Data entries
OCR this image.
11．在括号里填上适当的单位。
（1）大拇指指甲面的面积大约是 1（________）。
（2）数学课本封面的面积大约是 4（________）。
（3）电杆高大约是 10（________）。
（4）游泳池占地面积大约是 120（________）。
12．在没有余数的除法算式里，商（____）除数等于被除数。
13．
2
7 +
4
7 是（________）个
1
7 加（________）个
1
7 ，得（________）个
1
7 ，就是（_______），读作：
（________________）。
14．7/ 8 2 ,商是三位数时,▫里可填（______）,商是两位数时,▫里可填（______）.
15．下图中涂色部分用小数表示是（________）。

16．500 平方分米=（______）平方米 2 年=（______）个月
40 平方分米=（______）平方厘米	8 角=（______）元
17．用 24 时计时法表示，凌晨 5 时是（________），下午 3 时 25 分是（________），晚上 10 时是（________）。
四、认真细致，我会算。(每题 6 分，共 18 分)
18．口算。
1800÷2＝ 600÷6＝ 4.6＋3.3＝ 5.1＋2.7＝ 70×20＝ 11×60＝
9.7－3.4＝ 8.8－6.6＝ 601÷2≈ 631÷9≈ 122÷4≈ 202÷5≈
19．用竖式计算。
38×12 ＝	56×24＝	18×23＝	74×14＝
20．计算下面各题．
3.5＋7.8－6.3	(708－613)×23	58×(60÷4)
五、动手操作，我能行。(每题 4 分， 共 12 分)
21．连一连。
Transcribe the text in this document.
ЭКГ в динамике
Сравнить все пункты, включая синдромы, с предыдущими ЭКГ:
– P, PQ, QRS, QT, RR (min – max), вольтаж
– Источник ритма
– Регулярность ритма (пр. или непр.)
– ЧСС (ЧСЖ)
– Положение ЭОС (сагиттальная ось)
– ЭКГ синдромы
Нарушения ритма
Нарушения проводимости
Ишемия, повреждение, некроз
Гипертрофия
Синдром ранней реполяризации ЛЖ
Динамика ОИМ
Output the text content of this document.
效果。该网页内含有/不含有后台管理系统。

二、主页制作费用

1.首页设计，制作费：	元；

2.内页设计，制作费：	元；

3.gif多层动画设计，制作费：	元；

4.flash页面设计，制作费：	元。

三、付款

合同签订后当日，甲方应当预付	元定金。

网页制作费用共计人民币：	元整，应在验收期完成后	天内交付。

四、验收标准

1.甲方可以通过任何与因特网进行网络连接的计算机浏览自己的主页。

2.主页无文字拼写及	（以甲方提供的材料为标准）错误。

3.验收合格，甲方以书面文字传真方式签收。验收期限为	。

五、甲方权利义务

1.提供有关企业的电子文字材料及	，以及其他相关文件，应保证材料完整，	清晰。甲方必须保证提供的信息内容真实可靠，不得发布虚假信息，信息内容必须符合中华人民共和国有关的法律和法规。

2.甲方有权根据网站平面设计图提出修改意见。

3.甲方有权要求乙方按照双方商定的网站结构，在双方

=== TASK STATEMENT ===
Extract, exactly as they appear, the lines from the one containing "Output the text content of this document." through the final line.

=== REPLY ===
Output the text content of this document.
效果。该网页内含有/不含有后台管理系统。

二、主页制作费用

1.首页设计，制作费：	元；

2.内页设计，制作费：	元；

3.gif多层动画设计，制作费：	元；

4.flash页面设计，制作费：	元。

三、付款

合同签订后当日，甲方应当预付	元定金。

网页制作费用共计人民币：	元整，应在验收期完成后	天内交付。

四、验收标准

1.甲方可以通过任何与因特网进行网络连接的计算机浏览自己的主页。

2.主页无文字拼写及	（以甲方提供的材料为标准）错误。

3.验收合格，甲方以书面文字传真方式签收。验收期限为	。

五、甲方权利义务

1.提供有关企业的电子文字材料及	，以及其他相关文件，应保证材料完整，	清晰。甲方必须保证提供的信息内容真实可靠，不得发布虚假信息，信息内容必须符合中华人民共和国有关的法律和法规。

2.甲方有权根据网站平面设计图提出修改意见。

3.甲方有权要求乙方按照双方商定的网站结构，在双方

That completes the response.